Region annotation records
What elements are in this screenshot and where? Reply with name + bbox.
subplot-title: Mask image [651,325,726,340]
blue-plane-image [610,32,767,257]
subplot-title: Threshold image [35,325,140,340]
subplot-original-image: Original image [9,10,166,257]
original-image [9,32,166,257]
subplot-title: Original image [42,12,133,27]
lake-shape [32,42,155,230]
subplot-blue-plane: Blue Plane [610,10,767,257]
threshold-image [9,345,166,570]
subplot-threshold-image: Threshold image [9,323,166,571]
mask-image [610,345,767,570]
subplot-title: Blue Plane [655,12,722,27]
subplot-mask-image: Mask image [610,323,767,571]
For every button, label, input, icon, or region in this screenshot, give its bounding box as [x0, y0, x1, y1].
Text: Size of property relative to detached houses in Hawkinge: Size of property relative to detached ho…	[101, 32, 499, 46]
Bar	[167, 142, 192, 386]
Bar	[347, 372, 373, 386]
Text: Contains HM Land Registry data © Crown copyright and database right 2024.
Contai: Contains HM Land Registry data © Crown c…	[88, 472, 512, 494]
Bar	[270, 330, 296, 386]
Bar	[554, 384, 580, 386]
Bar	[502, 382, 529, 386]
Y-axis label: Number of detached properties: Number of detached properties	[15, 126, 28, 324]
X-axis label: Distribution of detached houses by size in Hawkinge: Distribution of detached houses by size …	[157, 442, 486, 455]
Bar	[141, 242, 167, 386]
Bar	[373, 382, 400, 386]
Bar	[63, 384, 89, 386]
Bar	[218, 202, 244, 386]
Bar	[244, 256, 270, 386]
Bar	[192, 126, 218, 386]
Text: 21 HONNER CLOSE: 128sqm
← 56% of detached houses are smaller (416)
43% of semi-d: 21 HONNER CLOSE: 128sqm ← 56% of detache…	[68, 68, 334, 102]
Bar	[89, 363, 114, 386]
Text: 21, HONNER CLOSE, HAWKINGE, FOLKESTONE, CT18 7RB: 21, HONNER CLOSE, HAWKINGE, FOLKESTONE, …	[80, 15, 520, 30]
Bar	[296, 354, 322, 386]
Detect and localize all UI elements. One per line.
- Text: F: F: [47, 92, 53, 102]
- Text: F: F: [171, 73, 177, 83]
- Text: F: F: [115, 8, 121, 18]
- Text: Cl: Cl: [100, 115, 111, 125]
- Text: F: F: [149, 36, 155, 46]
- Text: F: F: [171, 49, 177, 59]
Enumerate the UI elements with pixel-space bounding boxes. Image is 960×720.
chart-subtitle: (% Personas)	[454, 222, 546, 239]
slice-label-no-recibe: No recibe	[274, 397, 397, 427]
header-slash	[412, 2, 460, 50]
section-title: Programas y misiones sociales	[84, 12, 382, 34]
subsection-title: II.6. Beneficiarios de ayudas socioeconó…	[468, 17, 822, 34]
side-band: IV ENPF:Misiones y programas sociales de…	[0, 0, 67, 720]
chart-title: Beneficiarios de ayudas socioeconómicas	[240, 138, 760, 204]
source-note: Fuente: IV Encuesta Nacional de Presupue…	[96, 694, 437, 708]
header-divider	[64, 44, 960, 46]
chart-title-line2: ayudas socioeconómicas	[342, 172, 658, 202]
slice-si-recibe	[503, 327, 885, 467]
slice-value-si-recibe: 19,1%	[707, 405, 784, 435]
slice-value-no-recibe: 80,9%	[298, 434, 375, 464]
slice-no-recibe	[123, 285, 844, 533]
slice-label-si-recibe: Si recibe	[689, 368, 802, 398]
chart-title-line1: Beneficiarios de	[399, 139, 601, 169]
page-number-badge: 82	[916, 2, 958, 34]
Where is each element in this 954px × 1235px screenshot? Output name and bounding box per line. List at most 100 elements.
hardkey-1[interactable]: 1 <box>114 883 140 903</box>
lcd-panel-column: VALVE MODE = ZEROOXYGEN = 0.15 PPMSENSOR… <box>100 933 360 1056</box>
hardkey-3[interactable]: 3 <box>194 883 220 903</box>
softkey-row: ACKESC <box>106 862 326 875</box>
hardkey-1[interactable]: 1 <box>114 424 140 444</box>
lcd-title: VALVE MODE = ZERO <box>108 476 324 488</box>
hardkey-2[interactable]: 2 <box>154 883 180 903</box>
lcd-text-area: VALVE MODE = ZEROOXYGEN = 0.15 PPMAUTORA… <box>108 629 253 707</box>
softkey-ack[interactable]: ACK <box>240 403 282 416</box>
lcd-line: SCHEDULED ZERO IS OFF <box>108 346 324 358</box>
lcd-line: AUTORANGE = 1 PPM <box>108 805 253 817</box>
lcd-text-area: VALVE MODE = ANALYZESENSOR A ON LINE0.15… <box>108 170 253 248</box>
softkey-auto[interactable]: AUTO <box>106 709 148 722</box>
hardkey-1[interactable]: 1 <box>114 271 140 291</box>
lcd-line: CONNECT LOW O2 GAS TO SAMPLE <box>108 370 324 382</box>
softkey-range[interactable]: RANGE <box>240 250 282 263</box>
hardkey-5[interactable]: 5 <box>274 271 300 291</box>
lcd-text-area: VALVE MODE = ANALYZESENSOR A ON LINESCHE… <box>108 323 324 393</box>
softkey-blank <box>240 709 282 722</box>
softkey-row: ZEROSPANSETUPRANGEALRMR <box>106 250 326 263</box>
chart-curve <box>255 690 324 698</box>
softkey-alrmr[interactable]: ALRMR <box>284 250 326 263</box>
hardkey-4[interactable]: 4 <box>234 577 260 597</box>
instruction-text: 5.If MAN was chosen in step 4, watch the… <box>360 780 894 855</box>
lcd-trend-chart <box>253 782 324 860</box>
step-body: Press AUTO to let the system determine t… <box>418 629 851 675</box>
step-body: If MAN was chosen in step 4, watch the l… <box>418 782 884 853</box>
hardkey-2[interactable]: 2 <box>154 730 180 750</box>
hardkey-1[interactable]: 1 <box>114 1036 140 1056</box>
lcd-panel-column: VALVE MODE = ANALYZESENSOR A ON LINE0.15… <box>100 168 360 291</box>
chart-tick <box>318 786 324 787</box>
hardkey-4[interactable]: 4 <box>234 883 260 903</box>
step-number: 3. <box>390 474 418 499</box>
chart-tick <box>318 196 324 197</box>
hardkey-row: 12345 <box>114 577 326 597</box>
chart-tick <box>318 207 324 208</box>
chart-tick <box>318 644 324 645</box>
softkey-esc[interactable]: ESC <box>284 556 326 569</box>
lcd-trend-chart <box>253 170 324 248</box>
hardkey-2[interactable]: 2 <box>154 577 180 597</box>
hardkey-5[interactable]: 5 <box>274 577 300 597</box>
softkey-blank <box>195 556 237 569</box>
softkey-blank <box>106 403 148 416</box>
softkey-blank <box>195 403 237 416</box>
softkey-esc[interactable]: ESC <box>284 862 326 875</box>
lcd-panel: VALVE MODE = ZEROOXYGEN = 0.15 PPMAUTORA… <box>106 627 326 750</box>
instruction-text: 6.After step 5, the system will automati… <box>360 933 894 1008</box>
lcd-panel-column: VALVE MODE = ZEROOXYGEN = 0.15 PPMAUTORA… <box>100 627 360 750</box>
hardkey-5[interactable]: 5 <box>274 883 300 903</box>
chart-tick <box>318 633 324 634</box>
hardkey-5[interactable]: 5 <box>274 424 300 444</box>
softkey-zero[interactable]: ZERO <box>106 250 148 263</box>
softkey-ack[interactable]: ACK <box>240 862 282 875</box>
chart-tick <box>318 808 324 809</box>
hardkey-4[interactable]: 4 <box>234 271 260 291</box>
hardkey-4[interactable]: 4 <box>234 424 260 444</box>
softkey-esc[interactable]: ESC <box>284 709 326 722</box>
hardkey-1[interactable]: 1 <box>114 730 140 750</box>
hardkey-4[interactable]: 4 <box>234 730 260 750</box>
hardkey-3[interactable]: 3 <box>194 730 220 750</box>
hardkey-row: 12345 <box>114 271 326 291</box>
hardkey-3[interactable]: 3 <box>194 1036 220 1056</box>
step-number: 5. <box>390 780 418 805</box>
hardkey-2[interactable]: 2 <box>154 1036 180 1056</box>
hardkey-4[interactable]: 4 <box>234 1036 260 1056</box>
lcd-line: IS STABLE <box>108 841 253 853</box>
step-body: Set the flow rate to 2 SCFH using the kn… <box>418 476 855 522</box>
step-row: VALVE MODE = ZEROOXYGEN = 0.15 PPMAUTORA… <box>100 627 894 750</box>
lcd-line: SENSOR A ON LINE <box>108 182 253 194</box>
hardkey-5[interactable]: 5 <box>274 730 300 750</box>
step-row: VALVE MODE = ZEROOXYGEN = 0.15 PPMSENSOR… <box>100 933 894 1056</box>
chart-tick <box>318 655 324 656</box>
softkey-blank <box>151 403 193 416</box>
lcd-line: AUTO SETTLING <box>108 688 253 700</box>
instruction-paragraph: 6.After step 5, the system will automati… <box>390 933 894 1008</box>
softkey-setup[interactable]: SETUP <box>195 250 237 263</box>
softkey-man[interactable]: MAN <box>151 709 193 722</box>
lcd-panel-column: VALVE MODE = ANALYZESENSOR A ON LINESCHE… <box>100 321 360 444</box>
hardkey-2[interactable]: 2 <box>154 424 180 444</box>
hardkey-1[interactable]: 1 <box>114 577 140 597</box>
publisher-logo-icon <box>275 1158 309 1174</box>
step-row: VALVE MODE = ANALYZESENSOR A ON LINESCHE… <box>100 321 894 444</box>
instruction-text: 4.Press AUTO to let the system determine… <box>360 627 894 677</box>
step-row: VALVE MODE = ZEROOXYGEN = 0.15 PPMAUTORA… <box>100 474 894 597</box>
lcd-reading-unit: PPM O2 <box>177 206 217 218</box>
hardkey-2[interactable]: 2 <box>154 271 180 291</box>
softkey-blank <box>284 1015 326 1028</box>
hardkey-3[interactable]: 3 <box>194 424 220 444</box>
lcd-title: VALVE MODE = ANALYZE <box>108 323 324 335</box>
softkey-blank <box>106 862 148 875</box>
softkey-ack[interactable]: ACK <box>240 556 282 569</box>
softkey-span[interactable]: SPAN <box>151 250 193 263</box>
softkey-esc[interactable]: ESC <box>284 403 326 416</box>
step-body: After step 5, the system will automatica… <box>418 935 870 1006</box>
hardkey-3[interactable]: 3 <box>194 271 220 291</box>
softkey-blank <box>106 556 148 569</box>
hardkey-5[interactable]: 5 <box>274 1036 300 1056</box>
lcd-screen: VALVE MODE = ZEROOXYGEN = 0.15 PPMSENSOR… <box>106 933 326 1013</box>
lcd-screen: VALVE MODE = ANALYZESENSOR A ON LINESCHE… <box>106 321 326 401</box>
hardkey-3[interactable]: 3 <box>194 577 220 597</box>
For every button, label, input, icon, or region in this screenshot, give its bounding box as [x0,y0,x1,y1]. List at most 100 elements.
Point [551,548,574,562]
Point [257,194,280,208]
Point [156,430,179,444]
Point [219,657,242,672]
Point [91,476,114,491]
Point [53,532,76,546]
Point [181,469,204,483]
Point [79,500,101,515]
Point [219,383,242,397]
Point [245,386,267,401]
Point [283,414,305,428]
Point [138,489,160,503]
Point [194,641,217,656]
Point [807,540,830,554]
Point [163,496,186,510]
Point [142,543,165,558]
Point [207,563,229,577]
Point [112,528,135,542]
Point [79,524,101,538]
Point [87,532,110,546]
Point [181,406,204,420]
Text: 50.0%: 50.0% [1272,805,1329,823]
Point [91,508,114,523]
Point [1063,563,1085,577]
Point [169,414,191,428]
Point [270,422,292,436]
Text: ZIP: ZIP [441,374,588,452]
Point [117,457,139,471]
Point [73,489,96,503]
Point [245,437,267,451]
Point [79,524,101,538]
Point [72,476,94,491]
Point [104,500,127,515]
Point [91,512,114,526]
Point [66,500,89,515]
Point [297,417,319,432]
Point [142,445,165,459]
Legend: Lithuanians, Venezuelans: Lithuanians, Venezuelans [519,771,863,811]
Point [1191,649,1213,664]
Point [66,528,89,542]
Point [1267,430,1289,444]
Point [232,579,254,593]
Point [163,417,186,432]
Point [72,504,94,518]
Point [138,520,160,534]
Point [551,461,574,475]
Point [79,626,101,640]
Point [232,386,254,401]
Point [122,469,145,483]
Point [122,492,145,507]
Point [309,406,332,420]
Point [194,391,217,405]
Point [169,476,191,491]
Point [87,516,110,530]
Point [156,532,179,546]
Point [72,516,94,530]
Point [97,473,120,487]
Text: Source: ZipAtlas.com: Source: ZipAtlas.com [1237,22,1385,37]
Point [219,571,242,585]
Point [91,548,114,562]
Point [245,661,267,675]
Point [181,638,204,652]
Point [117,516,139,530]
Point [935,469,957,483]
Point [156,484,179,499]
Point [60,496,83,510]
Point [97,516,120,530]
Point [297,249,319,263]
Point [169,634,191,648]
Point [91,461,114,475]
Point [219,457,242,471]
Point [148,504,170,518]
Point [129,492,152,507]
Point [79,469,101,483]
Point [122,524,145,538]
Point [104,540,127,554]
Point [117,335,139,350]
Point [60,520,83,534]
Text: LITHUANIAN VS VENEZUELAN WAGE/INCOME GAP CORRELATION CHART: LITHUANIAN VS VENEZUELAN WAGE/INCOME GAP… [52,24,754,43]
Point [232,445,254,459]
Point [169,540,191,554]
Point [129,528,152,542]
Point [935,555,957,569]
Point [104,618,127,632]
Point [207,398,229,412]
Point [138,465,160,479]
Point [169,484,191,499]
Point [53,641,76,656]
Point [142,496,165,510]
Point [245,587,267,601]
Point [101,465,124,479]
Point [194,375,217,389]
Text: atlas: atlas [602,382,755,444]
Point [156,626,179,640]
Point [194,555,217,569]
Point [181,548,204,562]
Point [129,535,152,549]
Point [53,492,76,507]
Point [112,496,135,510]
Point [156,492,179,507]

### Goal
Output the data above word for word, from its first line through the line that contains "372, 373, 386]", including both of those lines.

### Exercise output
What elements are in this screenshot and where? Reply with name + bbox.
subplot-title: Mask image [651,325,726,340]
blue-plane-image [610,32,767,257]
subplot-title: Threshold image [35,325,140,340]
subplot-original-image: Original image [9,10,166,257]
original-image [9,32,166,257]
subplot-title: Original image [42,12,133,27]
lake-shape [32,42,155,230]
subplot-blue-plane: Blue Plane [610,10,767,257]
threshold-image [9,345,166,570]
subplot-threshold-image: Threshold image [9,323,166,571]
mask-image [610,345,767,570]
subplot-title: Blue Plane [655,12,722,27]
subplot-mask-image: Mask image [610,323,767,571]
For every button, label, input, icon, or region in this screenshot, give its bounding box as [x0, y0, x1, y1].
Text: Size of property relative to detached houses in Hawkinge: Size of property relative to detached ho…	[101, 32, 499, 46]
Bar	[167, 142, 192, 386]
Bar	[347, 372, 373, 386]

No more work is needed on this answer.